## DATA TO USE

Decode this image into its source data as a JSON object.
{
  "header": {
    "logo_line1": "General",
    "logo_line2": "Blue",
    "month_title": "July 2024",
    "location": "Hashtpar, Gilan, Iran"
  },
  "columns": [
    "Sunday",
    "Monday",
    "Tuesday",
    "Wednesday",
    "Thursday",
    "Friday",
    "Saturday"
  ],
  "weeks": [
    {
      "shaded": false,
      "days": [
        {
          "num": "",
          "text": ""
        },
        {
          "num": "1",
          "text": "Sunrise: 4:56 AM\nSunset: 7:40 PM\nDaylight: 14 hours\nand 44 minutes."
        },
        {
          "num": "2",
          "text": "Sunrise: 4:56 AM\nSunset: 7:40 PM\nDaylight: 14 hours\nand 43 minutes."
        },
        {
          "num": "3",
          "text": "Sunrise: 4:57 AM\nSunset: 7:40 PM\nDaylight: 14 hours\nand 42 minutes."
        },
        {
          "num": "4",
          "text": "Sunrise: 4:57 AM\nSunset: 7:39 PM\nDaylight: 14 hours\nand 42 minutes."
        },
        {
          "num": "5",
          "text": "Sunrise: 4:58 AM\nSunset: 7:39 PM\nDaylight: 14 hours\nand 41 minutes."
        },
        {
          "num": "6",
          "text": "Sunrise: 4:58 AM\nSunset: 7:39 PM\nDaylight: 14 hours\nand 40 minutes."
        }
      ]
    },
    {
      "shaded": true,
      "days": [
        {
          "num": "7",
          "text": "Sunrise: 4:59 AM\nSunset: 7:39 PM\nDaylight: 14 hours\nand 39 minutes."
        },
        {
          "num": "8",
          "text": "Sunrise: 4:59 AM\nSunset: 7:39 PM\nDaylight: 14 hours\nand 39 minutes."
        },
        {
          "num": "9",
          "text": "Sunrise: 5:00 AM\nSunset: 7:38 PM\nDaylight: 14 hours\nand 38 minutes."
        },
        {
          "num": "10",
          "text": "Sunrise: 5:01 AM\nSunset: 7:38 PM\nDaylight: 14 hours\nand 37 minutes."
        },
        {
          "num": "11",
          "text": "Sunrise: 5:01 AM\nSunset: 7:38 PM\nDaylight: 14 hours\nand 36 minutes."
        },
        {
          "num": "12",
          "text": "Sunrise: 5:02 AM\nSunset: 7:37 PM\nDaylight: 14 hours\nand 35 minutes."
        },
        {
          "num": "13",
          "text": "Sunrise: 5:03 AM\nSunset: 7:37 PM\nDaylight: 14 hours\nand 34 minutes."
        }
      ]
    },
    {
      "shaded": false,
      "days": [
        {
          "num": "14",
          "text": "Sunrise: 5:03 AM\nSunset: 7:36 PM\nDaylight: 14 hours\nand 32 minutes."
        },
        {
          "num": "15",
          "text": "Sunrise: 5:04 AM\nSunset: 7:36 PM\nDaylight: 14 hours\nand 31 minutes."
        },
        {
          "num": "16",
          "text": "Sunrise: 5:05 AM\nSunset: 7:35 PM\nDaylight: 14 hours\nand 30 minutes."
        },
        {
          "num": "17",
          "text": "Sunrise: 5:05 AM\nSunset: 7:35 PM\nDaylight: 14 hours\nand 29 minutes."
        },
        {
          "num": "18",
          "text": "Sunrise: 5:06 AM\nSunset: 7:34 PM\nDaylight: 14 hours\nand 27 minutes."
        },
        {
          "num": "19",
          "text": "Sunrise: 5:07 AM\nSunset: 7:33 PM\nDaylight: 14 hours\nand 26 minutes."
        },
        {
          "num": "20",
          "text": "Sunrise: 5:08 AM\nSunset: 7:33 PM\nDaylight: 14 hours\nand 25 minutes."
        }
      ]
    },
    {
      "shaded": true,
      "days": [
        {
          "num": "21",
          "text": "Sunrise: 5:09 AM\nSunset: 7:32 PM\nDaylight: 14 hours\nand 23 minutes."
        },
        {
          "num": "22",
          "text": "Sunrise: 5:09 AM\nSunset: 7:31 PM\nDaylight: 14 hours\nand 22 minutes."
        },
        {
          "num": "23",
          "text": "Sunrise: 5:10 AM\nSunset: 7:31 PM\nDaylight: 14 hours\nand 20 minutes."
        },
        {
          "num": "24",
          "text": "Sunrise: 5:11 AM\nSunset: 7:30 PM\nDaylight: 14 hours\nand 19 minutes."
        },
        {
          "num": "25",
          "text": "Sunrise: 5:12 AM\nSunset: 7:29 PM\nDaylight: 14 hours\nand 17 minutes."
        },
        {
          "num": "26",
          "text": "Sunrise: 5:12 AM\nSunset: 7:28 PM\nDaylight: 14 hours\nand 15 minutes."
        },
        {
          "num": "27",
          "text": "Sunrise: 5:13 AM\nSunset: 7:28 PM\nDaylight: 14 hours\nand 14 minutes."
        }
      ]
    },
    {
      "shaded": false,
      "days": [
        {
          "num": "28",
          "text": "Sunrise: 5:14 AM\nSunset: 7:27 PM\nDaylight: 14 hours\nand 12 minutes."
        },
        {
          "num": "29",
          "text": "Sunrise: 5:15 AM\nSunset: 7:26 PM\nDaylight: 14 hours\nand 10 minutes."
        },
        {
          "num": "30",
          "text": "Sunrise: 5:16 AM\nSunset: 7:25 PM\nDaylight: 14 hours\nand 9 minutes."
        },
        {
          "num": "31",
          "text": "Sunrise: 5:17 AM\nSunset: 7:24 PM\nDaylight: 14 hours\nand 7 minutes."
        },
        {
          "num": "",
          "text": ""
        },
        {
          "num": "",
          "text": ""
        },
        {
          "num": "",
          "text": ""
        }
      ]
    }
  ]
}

## STATED EXERCISE
Retype all the material above precisely, with no line left out.

## SOLUTION TO THE PROBLEM
Decode this image into its source data as a JSON object.
{
  "header": {
    "logo_line1": "General",
    "logo_line2": "Blue",
    "month_title": "July 2024",
    "location": "Hashtpar, Gilan, Iran"
  },
  "columns": [
    "Sunday",
    "Monday",
    "Tuesday",
    "Wednesday",
    "Thursday",
    "Friday",
    "Saturday"
  ],
  "weeks": [
    {
      "shaded": false,
      "days": [
        {
          "num": "",
          "text": ""
        },
        {
          "num": "1",
          "text": "Sunrise: 4:56 AM\nSunset: 7:40 PM\nDaylight: 14 hours\nand 44 minutes."
        },
        {
          "num": "2",
          "text": "Sunrise: 4:56 AM\nSunset: 7:40 PM\nDaylight: 14 hours\nand 43 minutes."
        },
        {
          "num": "3",
          "text": "Sunrise: 4:57 AM\nSunset: 7:40 PM\nDaylight: 14 hours\nand 42 minutes."
        },
        {
          "num": "4",
          "text": "Sunrise: 4:57 AM\nSunset: 7:39 PM\nDaylight: 14 hours\nand 42 minutes."
        },
        {
          "num": "5",
          "text": "Sunrise: 4:58 AM\nSunset: 7:39 PM\nDaylight: 14 hours\nand 41 minutes."
        },
        {
          "num": "6",
          "text": "Sunrise: 4:58 AM\nSunset: 7:39 PM\nDaylight: 14 hours\nand 40 minutes."
        }
      ]
    },
    {
      "shaded": true,
      "days": [
        {
          "num": "7",
          "text": "Sunrise: 4:59 AM\nSunset: 7:39 PM\nDaylight: 14 hours\nand 39 minutes."
        },
        {
          "num": "8",
          "text": "Sunrise: 4:59 AM\nSunset: 7:39 PM\nDaylight: 14 hours\nand 39 minutes."
        },
        {
          "num": "9",
          "text": "Sunrise: 5:00 AM\nSunset: 7:38 PM\nDaylight: 14 hours\nand 38 minutes."
        },
        {
          "num": "10",
          "text": "Sunrise: 5:01 AM\nSunset: 7:38 PM\nDaylight: 14 hours\nand 37 minutes."
        },
        {
          "num": "11",
          "text": "Sunrise: 5:01 AM\nSunset: 7:38 PM\nDaylight: 14 hours\nand 36 minutes."
        },
        {
          "num": "12",
          "text": "Sunrise: 5:02 AM\nSunset: 7:37 PM\nDaylight: 14 hours\nand 35 minutes."
        },
        {
          "num": "13",
          "text": "Sunrise: 5:03 AM\nSunset: 7:37 PM\nDaylight: 14 hours\nand 34 minutes."
        }
      ]
    },
    {
      "shaded": false,
      "days": [
        {
          "num": "14",
          "text": "Sunrise: 5:03 AM\nSunset: 7:36 PM\nDaylight: 14 hours\nand 32 minutes."
        },
        {
          "num": "15",
          "text": "Sunrise: 5:04 AM\nSunset: 7:36 PM\nDaylight: 14 hours\nand 31 minutes."
        },
        {
          "num": "16",
          "text": "Sunrise: 5:05 AM\nSunset: 7:35 PM\nDaylight: 14 hours\nand 30 minutes."
        },
        {
          "num": "17",
          "text": "Sunrise: 5:05 AM\nSunset: 7:35 PM\nDaylight: 14 hours\nand 29 minutes."
        },
        {
          "num": "18",
          "text": "Sunrise: 5:06 AM\nSunset: 7:34 PM\nDaylight: 14 hours\nand 27 minutes."
        },
        {
          "num": "19",
          "text": "Sunrise: 5:07 AM\nSunset: 7:33 PM\nDaylight: 14 hours\nand 26 minutes."
        },
        {
          "num": "20",
          "text": "Sunrise: 5:08 AM\nSunset: 7:33 PM\nDaylight: 14 hours\nand 25 minutes."
        }
      ]
    },
    {
      "shaded": true,
      "days": [
        {
          "num": "21",
          "text": "Sunrise: 5:09 AM\nSunset: 7:32 PM\nDaylight: 14 hours\nand 23 minutes."
        },
        {
          "num": "22",
          "text": "Sunrise: 5:09 AM\nSunset: 7:31 PM\nDaylight: 14 hours\nand 22 minutes."
        },
        {
          "num": "23",
          "text": "Sunrise: 5:10 AM\nSunset: 7:31 PM\nDaylight: 14 hours\nand 20 minutes."
        },
        {
          "num": "24",
          "text": "Sunrise: 5:11 AM\nSunset: 7:30 PM\nDaylight: 14 hours\nand 19 minutes."
        },
        {
          "num": "25",
          "text": "Sunrise: 5:12 AM\nSunset: 7:29 PM\nDaylight: 14 hours\nand 17 minutes."
        },
        {
          "num": "26",
          "text": "Sunrise: 5:12 AM\nSunset: 7:28 PM\nDaylight: 14 hours\nand 15 minutes."
        },
        {
          "num": "27",
          "text": "Sunrise: 5:13 AM\nSunset: 7:28 PM\nDaylight: 14 hours\nand 14 minutes."
        }
      ]
    },
    {
      "shaded": false,
      "days": [
        {
          "num": "28",
          "text": "Sunrise: 5:14 AM\nSunset: 7:27 PM\nDaylight: 14 hours\nand 12 minutes."
        },
        {
          "num": "29",
          "text": "Sunrise: 5:15 AM\nSunset: 7:26 PM\nDaylight: 14 hours\nand 10 minutes."
        },
        {
          "num": "30",
          "text": "Sunrise: 5:16 AM\nSunset: 7:25 PM\nDaylight: 14 hours\nand 9 minutes."
        },
        {
          "num": "31",
          "text": "Sunrise: 5:17 AM\nSunset: 7:24 PM\nDaylight: 14 hours\nand 7 minutes."
        },
        {
          "num": "",
          "text": ""
        },
        {
          "num": "",
          "text": ""
        },
        {
          "num": "",
          "text": ""
        }
      ]
    }
  ]
}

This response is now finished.